● PROVIDED RECORDS:
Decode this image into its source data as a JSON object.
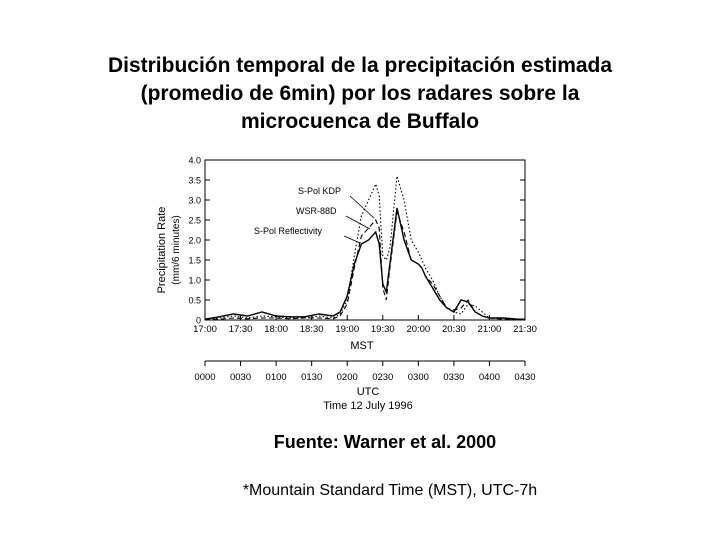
{
  "slide": {
    "title_lines": [
      "Distribución temporal de la precipitación estimada",
      "(promedio de 6min) por los radares sobre la",
      "microcuenca de Buffalo"
    ],
    "source": "Fuente: Warner et al. 2000",
    "note": "*Mountain Standard Time (MST), UTC-7h"
  },
  "chart_data": {
    "type": "line",
    "title": "",
    "ylabel_line1": "Precipitation Rate",
    "ylabel_line2": "(mm/6 minutes)",
    "xlabel": "MST",
    "x_top_ticks": [
      "17:00",
      "17:30",
      "18:00",
      "18:30",
      "19:00",
      "19:30",
      "20:00",
      "20:30",
      "21:00",
      "21:30"
    ],
    "x_bottom_ticks": [
      "0000",
      "0030",
      "0100",
      "0130",
      "0200",
      "0230",
      "0300",
      "0330",
      "0400",
      "0430"
    ],
    "x_bottom_label": "UTC",
    "x_bottom_sublabel": "Time 12 July 1996",
    "ylim": [
      0,
      4.0
    ],
    "yticks": [
      "0",
      "0.5",
      "1.0",
      "1.5",
      "2.0",
      "2.5",
      "3.0",
      "3.5",
      "4.0"
    ],
    "x_hours": [
      17.0,
      21.5
    ],
    "x": [
      17.0,
      17.2,
      17.4,
      17.6,
      17.8,
      18.0,
      18.2,
      18.4,
      18.6,
      18.8,
      18.9,
      19.0,
      19.1,
      19.2,
      19.3,
      19.4,
      19.45,
      19.5,
      19.55,
      19.6,
      19.7,
      19.8,
      19.9,
      20.0,
      20.05,
      20.1,
      20.2,
      20.3,
      20.4,
      20.5,
      20.6,
      20.7,
      20.8,
      20.9,
      21.0,
      21.2,
      21.4,
      21.5
    ],
    "series": [
      {
        "name": "S-Pol KDP",
        "style": "dotted",
        "values": [
          0.02,
          0.05,
          0.1,
          0.05,
          0.1,
          0.08,
          0.05,
          0.05,
          0.1,
          0.05,
          0.15,
          0.5,
          1.6,
          2.6,
          3.0,
          3.4,
          3.1,
          1.6,
          1.5,
          1.8,
          3.6,
          3.0,
          2.0,
          1.7,
          1.5,
          1.3,
          1.0,
          0.6,
          0.3,
          0.2,
          0.15,
          0.4,
          0.35,
          0.2,
          0.05,
          0.05,
          0.02,
          0.02
        ]
      },
      {
        "name": "WSR-88D",
        "style": "dashed",
        "values": [
          0.02,
          0.02,
          0.05,
          0.03,
          0.05,
          0.05,
          0.03,
          0.05,
          0.05,
          0.03,
          0.1,
          0.4,
          1.3,
          2.1,
          2.3,
          2.5,
          2.3,
          0.8,
          0.5,
          1.3,
          2.7,
          2.2,
          1.5,
          1.4,
          1.3,
          1.1,
          0.9,
          0.6,
          0.3,
          0.25,
          0.3,
          0.5,
          0.2,
          0.1,
          0.05,
          0.02,
          0.02,
          0.02
        ]
      },
      {
        "name": "S-Pol Reflectivity",
        "style": "solid",
        "values": [
          0.02,
          0.08,
          0.15,
          0.1,
          0.2,
          0.1,
          0.08,
          0.08,
          0.15,
          0.1,
          0.2,
          0.6,
          1.4,
          1.9,
          2.0,
          2.2,
          1.9,
          0.9,
          0.7,
          1.4,
          2.8,
          2.0,
          1.5,
          1.4,
          1.3,
          1.1,
          0.8,
          0.5,
          0.3,
          0.2,
          0.5,
          0.45,
          0.2,
          0.1,
          0.05,
          0.05,
          0.02,
          0.02
        ]
      }
    ]
  }
}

● YOUR INSTRUCTIONS: Quote the material exactly. Pictures stay out.

● WRITTEN RESPONSE:
Decode this image into its source data as a JSON object.
{
  "slide": {
    "title_lines": [
      "Distribución temporal de la precipitación estimada",
      "(promedio de 6min) por los radares sobre la",
      "microcuenca de Buffalo"
    ],
    "source": "Fuente: Warner et al. 2000",
    "note": "*Mountain Standard Time (MST), UTC-7h"
  },
  "chart_data": {
    "type": "line",
    "title": "",
    "ylabel_line1": "Precipitation Rate",
    "ylabel_line2": "(mm/6 minutes)",
    "xlabel": "MST",
    "x_top_ticks": [
      "17:00",
      "17:30",
      "18:00",
      "18:30",
      "19:00",
      "19:30",
      "20:00",
      "20:30",
      "21:00",
      "21:30"
    ],
    "x_bottom_ticks": [
      "0000",
      "0030",
      "0100",
      "0130",
      "0200",
      "0230",
      "0300",
      "0330",
      "0400",
      "0430"
    ],
    "x_bottom_label": "UTC",
    "x_bottom_sublabel": "Time 12 July 1996",
    "ylim": [
      0,
      4.0
    ],
    "yticks": [
      "0",
      "0.5",
      "1.0",
      "1.5",
      "2.0",
      "2.5",
      "3.0",
      "3.5",
      "4.0"
    ],
    "x_hours": [
      17.0,
      21.5
    ],
    "x": [
      17.0,
      17.2,
      17.4,
      17.6,
      17.8,
      18.0,
      18.2,
      18.4,
      18.6,
      18.8,
      18.9,
      19.0,
      19.1,
      19.2,
      19.3,
      19.4,
      19.45,
      19.5,
      19.55,
      19.6,
      19.7,
      19.8,
      19.9,
      20.0,
      20.05,
      20.1,
      20.2,
      20.3,
      20.4,
      20.5,
      20.6,
      20.7,
      20.8,
      20.9,
      21.0,
      21.2,
      21.4,
      21.5
    ],
    "series": [
      {
        "name": "S-Pol KDP",
        "style": "dotted",
        "values": [
          0.02,
          0.05,
          0.1,
          0.05,
          0.1,
          0.08,
          0.05,
          0.05,
          0.1,
          0.05,
          0.15,
          0.5,
          1.6,
          2.6,
          3.0,
          3.4,
          3.1,
          1.6,
          1.5,
          1.8,
          3.6,
          3.0,
          2.0,
          1.7,
          1.5,
          1.3,
          1.0,
          0.6,
          0.3,
          0.2,
          0.15,
          0.4,
          0.35,
          0.2,
          0.05,
          0.05,
          0.02,
          0.02
        ]
      },
      {
        "name": "WSR-88D",
        "style": "dashed",
        "values": [
          0.02,
          0.02,
          0.05,
          0.03,
          0.05,
          0.05,
          0.03,
          0.05,
          0.05,
          0.03,
          0.1,
          0.4,
          1.3,
          2.1,
          2.3,
          2.5,
          2.3,
          0.8,
          0.5,
          1.3,
          2.7,
          2.2,
          1.5,
          1.4,
          1.3,
          1.1,
          0.9,
          0.6,
          0.3,
          0.25,
          0.3,
          0.5,
          0.2,
          0.1,
          0.05,
          0.02,
          0.02,
          0.02
        ]
      },
      {
        "name": "S-Pol Reflectivity",
        "style": "solid",
        "values": [
          0.02,
          0.08,
          0.15,
          0.1,
          0.2,
          0.1,
          0.08,
          0.08,
          0.15,
          0.1,
          0.2,
          0.6,
          1.4,
          1.9,
          2.0,
          2.2,
          1.9,
          0.9,
          0.7,
          1.4,
          2.8,
          2.0,
          1.5,
          1.4,
          1.3,
          1.1,
          0.8,
          0.5,
          0.3,
          0.2,
          0.5,
          0.45,
          0.2,
          0.1,
          0.05,
          0.05,
          0.02,
          0.02
        ]
      }
    ]
  }
}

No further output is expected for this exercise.